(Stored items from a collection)

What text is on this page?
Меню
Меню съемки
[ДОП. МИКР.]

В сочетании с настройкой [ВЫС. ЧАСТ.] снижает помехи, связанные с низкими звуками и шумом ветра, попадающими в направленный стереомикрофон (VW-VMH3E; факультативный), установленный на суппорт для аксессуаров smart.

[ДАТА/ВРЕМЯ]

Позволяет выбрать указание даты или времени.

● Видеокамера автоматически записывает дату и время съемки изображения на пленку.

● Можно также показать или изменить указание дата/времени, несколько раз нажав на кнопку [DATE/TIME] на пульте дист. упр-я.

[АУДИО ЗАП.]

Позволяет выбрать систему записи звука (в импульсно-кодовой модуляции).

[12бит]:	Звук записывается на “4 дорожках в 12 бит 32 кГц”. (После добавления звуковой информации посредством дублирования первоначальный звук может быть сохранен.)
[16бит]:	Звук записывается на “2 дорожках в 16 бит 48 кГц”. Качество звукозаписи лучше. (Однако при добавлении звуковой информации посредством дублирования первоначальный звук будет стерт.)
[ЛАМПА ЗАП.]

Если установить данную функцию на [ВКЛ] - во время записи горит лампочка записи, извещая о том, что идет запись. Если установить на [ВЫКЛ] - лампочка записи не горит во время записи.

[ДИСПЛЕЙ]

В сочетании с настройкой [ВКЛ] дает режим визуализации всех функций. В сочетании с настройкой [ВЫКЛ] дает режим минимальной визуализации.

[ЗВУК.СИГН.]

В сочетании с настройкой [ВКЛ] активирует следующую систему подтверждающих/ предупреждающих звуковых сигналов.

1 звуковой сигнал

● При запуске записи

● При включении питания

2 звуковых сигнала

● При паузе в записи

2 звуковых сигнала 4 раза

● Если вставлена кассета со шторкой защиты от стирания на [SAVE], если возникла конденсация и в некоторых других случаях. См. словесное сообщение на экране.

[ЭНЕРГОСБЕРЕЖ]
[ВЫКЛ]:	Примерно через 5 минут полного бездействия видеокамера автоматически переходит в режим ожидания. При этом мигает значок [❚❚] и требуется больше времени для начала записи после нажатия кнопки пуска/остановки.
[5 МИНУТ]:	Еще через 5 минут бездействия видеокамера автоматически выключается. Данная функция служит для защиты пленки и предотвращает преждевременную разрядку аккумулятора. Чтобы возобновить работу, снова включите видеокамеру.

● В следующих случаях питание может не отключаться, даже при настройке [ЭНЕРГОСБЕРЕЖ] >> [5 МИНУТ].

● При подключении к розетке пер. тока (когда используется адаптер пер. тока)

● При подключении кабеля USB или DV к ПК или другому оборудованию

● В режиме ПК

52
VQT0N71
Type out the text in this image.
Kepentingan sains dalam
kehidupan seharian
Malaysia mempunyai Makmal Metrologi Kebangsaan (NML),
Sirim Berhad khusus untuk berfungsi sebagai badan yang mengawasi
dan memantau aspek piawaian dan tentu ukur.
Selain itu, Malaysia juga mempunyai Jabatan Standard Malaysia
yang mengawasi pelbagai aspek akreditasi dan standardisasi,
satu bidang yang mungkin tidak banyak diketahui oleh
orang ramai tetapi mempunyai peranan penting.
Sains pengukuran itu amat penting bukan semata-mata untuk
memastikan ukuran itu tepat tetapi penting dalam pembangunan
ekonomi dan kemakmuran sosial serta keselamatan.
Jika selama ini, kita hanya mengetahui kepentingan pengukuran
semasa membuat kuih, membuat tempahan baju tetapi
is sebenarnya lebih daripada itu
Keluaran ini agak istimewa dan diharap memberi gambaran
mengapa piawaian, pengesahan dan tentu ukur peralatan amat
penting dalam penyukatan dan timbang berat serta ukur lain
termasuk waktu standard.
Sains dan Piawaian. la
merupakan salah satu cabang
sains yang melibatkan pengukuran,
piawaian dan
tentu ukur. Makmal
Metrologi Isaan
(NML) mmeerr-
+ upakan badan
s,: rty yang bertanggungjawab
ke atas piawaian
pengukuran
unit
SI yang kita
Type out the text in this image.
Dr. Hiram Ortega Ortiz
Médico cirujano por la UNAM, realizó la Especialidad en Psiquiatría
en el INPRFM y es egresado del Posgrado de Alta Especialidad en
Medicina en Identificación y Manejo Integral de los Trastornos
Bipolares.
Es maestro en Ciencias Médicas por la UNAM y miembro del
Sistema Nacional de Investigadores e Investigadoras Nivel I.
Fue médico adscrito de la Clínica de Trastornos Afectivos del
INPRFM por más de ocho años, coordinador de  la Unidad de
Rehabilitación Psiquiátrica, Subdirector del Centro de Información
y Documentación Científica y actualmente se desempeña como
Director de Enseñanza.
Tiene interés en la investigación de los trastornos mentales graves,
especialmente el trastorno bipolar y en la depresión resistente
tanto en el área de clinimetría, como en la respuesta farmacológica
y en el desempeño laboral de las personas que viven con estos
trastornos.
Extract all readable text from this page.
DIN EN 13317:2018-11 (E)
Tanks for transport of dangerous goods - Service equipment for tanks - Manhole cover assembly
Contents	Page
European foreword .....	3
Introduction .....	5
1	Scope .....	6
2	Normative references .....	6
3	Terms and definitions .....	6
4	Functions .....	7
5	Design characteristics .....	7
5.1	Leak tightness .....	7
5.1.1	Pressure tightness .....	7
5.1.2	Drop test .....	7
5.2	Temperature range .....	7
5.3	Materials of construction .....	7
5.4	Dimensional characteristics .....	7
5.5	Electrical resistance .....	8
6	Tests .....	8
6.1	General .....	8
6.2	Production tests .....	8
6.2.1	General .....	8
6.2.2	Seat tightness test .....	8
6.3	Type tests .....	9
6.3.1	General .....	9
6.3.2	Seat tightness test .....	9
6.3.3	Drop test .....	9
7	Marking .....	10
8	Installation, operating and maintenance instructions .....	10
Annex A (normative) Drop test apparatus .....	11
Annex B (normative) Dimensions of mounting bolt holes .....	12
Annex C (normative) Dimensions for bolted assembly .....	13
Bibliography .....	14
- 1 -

What is expected
Say how many lines in this material hold "выбрать", and say nothing else.

Written answer
2